### Collected data
>> Start

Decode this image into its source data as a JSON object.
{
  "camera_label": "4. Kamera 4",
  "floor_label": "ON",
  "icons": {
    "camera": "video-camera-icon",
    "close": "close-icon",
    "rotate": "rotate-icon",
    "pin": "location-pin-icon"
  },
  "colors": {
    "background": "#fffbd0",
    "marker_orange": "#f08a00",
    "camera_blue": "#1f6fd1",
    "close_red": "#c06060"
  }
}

>> End

### Task statement
Reproduce the records word for word.

### Written response
Decode this image into its source data as a JSON object.
{
  "camera_label": "4. Kamera 4",
  "floor_label": "ON",
  "icons": {
    "camera": "video-camera-icon",
    "close": "close-icon",
    "rotate": "rotate-icon",
    "pin": "location-pin-icon"
  },
  "colors": {
    "background": "#fffbd0",
    "marker_orange": "#f08a00",
    "camera_blue": "#1f6fd1",
    "close_red": "#c06060"
  }
}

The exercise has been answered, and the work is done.